(Dataset records)

»»

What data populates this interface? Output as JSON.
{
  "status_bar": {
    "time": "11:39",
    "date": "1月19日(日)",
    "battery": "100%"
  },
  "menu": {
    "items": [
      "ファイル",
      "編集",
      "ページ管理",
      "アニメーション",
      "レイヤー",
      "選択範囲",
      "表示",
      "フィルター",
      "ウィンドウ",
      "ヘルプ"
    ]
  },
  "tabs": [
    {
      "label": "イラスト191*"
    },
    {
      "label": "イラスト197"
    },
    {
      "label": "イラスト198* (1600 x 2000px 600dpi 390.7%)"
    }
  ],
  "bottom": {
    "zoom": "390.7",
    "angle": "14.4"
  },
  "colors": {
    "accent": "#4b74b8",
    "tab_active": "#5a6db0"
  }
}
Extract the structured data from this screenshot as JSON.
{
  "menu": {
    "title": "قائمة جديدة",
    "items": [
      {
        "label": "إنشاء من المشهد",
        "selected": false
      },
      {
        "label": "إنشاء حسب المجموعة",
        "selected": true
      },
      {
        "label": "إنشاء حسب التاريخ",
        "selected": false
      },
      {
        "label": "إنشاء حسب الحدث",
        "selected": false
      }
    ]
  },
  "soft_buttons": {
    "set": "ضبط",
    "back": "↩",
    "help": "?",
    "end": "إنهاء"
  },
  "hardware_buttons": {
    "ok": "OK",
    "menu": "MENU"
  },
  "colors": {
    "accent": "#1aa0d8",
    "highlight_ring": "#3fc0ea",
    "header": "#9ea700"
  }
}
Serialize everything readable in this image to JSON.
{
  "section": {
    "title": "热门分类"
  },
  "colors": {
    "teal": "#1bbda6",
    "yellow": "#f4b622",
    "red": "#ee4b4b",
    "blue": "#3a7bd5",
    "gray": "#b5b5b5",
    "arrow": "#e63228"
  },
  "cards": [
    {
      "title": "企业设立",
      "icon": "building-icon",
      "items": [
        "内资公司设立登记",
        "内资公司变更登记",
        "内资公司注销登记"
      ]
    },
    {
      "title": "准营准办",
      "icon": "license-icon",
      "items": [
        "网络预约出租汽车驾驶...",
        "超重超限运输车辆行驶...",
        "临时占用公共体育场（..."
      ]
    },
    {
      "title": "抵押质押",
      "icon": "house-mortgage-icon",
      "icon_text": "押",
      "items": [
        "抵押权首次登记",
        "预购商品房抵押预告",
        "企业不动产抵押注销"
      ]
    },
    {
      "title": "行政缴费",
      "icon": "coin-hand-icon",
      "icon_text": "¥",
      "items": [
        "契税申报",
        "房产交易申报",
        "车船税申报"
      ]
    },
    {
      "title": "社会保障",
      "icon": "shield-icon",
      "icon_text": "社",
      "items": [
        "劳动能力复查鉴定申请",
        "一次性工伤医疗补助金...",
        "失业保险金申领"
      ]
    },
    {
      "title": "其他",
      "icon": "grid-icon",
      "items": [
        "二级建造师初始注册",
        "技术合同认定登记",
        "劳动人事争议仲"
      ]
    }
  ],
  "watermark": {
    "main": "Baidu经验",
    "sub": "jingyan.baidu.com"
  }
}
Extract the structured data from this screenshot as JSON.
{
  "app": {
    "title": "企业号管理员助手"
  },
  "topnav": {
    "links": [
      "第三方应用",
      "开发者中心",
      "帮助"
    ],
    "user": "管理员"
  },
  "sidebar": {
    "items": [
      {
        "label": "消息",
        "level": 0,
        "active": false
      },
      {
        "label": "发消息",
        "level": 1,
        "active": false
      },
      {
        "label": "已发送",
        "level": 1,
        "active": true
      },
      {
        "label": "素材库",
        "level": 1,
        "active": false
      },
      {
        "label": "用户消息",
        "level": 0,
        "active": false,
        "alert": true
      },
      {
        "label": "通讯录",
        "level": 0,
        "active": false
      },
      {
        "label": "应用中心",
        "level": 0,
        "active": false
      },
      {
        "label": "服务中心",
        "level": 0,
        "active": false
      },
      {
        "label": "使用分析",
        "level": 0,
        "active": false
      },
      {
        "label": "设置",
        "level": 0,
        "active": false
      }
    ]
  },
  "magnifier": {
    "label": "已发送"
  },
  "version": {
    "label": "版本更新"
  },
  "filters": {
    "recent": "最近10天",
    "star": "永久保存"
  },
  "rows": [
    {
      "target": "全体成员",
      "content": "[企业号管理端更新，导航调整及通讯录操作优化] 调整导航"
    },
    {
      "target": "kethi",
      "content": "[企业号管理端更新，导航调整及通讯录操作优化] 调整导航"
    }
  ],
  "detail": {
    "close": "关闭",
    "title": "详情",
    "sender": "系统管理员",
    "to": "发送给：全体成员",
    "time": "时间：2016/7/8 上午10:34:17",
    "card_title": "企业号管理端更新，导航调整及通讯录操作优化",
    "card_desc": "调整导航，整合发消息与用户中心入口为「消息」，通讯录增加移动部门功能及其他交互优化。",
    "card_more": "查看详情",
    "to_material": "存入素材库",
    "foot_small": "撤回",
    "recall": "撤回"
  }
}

««

#### [Work to be completed]
Write out the entries in full, exactly as given.

#### [Task response]
What data populates this interface? Output as JSON.
{
  "status_bar": {
    "time": "11:39",
    "date": "1月19日(日)",
    "battery": "100%"
  },
  "menu": {
    "items": [
      "ファイル",
      "編集",
      "ページ管理",
      "アニメーション",
      "レイヤー",
      "選択範囲",
      "表示",
      "フィルター",
      "ウィンドウ",
      "ヘルプ"
    ]
  },
  "tabs": [
    {
      "label": "イラスト191*"
    },
    {
      "label": "イラスト197"
    },
    {
      "label": "イラスト198* (1600 x 2000px 600dpi 390.7%)"
    }
  ],
  "bottom": {
    "zoom": "390.7",
    "angle": "14.4"
  },
  "colors": {
    "accent": "#4b74b8",
    "tab_active": "#5a6db0"
  }
}
Extract the structured data from this screenshot as JSON.
{
  "menu": {
    "title": "قائمة جديدة",
    "items": [
      {
        "label": "إنشاء من المشهد",
        "selected": false
      },
      {
        "label": "إنشاء حسب المجموعة",
        "selected": true
      },
      {
        "label": "إنشاء حسب التاريخ",
        "selected": false
      },
      {
        "label": "إنشاء حسب الحدث",
        "selected": false
      }
    ]
  },
  "soft_buttons": {
    "set": "ضبط",
    "back": "↩",
    "help": "?",
    "end": "إنهاء"
  },
  "hardware_buttons": {
    "ok": "OK",
    "menu": "MENU"
  },
  "colors": {
    "accent": "#1aa0d8",
    "highlight_ring": "#3fc0ea",
    "header": "#9ea700"
  }
}
Serialize everything readable in this image to JSON.
{
  "section": {
    "title": "热门分类"
  },
  "colors": {
    "teal": "#1bbda6",
    "yellow": "#f4b622",
    "red": "#ee4b4b",
    "blue": "#3a7bd5",
    "gray": "#b5b5b5",
    "arrow": "#e63228"
  },
  "cards": [
    {
      "title": "企业设立",
      "icon": "building-icon",
      "items": [
        "内资公司设立登记",
        "内资公司变更登记",
        "内资公司注销登记"
      ]
    },
    {
      "title": "准营准办",
      "icon": "license-icon",
      "items": [
        "网络预约出租汽车驾驶...",
        "超重超限运输车辆行驶...",
        "临时占用公共体育场（..."
      ]
    },
    {
      "title": "抵押质押",
      "icon": "house-mortgage-icon",
      "icon_text": "押",
      "items": [
        "抵押权首次登记",
        "预购商品房抵押预告",
        "企业不动产抵押注销"
      ]
    },
    {
      "title": "行政缴费",
      "icon": "coin-hand-icon",
      "icon_text": "¥",
      "items": [
        "契税申报",
        "房产交易申报",
        "车船税申报"
      ]
    },
    {
      "title": "社会保障",
      "icon": "shield-icon",
      "icon_text": "社",
      "items": [
        "劳动能力复查鉴定申请",
        "一次性工伤医疗补助金...",
        "失业保险金申领"
      ]
    },
    {
      "title": "其他",
      "icon": "grid-icon",
      "items": [
        "二级建造师初始注册",
        "技术合同认定登记",
        "劳动人事争议仲"
      ]
    }
  ],
  "watermark": {
    "main": "Baidu经验",
    "sub": "jingyan.baidu.com"
  }
}
Extract the structured data from this screenshot as JSON.
{
  "app": {
    "title": "企业号管理员助手"
  },
  "topnav": {
    "links": [
      "第三方应用",
      "开发者中心",
      "帮助"
    ],
    "user": "管理员"
  },
  "sidebar": {
    "items": [
      {
        "label": "消息",
        "level": 0,
        "active": false
      },
      {
        "label": "发消息",
        "level": 1,
        "active": false
      },
      {
        "label": "已发送",
        "level": 1,
        "active": true
      },
      {
        "label": "素材库",
        "level": 1,
        "active": false
      },
      {
        "label": "用户消息",
        "level": 0,
        "active": false,
        "alert": true
      },
      {
        "label": "通讯录",
        "level": 0,
        "active": false
      },
      {
        "label": "应用中心",
        "level": 0,
        "active": false
      },
      {
        "label": "服务中心",
        "level": 0,
        "active": false
      },
      {
        "label": "使用分析",
        "level": 0,
        "active": false
      },
      {
        "label": "设置",
        "level": 0,
        "active": false
      }
    ]
  },
  "magnifier": {
    "label": "已发送"
  },
  "version": {
    "label": "版本更新"
  },
  "filters": {
    "recent": "最近10天",
    "star": "永久保存"
  },
  "rows": [
    {
      "target": "全体成员",
      "content": "[企业号管理端更新，导航调整及通讯录操作优化] 调整导航"
    },
    {
      "target": "kethi",
      "content": "[企业号管理端更新，导航调整及通讯录操作优化] 调整导航"
    }
  ],
  "detail": {
    "close": "关闭",
    "title": "详情",
    "sender": "系统管理员",
    "to": "发送给：全体成员",
    "time": "时间：2016/7/8 上午10:34:17",
    "card_title": "企业号管理端更新，导航调整及通讯录操作优化",
    "card_desc": "调整导航，整合发消息与用户中心入口为「消息」，通讯录增加移动部门功能及其他交互优化。",
    "card_more": "查看详情",
    "to_material": "存入素材库",
    "foot_small": "撤回",
    "recall": "撤回"
  }
}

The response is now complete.